— start Document excerpt —
Today was suppoesed to be a screening of the hutong project I’ve been working on:

On Saturday, March 19 I am excited to present a long term project I’ve been working on with journalist Kit Gilllet. This project, co-produced with the Asia Society will be published shortly at their site at which time I will go into more detail on the subject and filming; however, for those in Beijing there will be a live screening next week.

Global Times picked up the event with a feature last Monday:

Two Western journalists, annoyed by what they saw as sensational and sloppy reporting about the destruction of Beijing’s old neighborhoods, have shot a series of three short videos intended to add nuance to the issue. The resulting project, A Vanishing World, portrays the dilemmas faced by residents who are reluctant to leave their old single-story courtyard homes, but at the same time crave conveniences such as modern heating, hot water, and indoor toilets.

Unfortunately, the event was canceled after similar articles appeared in both Chinese and English press. The organizers of the event said:

“There was too little time and we rushed too much with the planning,” the center’s PR manager Wu Qiong told the Global Times Wednesday.
— end Document excerpt —
**To be done:**
- a) Please rewrite the hutong project post starting with "Global Times picked" and going on through "and indoor toilets.", putting "one-story" in place of "single-story".
- b) In the hutong project post, what title do the three short videos share?
- c) List the conveniences that, according to the hutong project post, residents crave.
— start Supplied information —
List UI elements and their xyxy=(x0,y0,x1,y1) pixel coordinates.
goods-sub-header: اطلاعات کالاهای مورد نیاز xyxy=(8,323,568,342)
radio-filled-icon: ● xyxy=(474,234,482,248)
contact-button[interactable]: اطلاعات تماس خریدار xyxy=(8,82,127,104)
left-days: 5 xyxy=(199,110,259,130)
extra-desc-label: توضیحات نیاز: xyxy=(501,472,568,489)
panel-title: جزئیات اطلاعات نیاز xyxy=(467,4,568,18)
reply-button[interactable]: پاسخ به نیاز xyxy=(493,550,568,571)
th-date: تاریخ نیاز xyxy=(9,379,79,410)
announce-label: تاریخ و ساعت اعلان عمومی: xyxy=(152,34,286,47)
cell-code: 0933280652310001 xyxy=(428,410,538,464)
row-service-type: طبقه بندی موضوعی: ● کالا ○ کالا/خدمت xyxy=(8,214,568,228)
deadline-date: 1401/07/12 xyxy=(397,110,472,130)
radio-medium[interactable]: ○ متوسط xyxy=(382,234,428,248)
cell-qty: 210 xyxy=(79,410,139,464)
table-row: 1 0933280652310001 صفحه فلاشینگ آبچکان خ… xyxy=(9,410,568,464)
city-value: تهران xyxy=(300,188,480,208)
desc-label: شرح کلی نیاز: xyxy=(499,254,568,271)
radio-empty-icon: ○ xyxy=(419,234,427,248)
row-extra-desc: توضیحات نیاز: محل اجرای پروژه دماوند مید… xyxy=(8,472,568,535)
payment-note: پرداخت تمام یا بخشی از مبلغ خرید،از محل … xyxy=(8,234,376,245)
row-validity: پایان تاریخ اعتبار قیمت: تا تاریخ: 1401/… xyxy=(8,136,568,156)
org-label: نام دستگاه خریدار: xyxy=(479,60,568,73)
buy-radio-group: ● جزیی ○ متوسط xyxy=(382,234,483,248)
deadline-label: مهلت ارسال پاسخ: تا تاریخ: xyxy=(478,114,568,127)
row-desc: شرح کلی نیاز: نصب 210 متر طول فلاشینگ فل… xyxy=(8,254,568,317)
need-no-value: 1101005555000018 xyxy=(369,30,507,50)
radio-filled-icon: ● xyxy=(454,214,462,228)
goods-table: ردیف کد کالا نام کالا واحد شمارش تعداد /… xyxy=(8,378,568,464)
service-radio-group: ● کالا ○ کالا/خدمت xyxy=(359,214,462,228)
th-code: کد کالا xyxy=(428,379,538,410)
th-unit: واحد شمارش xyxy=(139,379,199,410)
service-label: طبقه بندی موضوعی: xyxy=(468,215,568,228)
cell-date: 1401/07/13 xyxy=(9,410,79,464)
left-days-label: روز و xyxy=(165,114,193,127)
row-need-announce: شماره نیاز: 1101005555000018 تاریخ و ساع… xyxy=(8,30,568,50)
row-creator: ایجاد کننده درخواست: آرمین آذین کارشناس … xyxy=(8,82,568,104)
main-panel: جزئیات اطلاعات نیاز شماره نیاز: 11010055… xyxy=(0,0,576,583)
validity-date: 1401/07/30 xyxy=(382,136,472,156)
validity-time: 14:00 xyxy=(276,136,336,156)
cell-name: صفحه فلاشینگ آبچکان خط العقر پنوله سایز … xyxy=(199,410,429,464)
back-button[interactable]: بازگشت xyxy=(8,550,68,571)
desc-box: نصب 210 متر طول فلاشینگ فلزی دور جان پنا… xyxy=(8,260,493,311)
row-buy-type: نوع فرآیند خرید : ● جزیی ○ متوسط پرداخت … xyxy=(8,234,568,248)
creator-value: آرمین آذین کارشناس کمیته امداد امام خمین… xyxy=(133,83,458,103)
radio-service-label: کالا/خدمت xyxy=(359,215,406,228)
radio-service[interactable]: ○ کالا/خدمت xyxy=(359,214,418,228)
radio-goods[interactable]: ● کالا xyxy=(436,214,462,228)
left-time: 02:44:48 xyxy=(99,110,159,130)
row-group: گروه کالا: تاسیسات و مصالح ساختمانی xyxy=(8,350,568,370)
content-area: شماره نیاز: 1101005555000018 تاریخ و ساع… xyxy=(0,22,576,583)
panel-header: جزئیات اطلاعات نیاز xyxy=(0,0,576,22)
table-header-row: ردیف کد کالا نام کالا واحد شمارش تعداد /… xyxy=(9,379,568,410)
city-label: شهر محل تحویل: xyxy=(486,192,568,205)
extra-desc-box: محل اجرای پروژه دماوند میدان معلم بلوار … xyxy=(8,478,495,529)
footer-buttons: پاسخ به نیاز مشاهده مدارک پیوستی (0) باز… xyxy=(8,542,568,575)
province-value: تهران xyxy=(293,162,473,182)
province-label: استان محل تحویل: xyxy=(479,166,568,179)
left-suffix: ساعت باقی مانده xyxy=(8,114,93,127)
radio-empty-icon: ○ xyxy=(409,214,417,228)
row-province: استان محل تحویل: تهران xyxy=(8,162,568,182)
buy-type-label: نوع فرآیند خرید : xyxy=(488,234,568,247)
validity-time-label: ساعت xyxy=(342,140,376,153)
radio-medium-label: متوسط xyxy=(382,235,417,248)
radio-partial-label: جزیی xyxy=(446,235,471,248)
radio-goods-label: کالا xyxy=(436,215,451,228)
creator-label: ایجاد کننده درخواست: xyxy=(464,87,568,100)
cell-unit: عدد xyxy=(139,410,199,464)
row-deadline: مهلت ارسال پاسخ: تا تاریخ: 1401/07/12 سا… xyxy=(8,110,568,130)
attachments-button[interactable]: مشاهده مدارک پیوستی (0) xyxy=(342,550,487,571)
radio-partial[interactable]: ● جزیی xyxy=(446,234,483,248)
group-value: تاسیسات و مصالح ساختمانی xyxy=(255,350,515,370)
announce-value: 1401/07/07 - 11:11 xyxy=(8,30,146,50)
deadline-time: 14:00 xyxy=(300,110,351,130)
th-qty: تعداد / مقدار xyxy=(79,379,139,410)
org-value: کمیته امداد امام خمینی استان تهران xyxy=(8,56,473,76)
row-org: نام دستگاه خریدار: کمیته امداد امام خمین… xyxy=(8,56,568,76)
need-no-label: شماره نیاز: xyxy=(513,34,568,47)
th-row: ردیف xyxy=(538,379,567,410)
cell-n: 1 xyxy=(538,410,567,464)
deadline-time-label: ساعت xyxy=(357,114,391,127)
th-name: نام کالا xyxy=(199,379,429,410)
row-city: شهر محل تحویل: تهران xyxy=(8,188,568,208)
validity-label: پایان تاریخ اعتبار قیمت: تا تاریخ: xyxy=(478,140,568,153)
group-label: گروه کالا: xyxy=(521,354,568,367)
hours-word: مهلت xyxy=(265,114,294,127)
— end Supplied information —
**Solutions below:**
- a)
Global Times picked up the event with a feature last Monday:

Two Western journalists, annoyed by what they saw as sensational and sloppy reporting about the destruction of Beijing’s old neighborhoods, have shot a series of three short videos intended to add nuance to the issue. The resulting project, A Vanishing World, portrays the dilemmas faced by residents who are reluctant to leave their old one-story courtyard homes, but at the same time crave conveniences such as modern heating, hot water, and indoor toilets.

- b) A Vanishing World

- c) modern heating, hot water, indoor toilets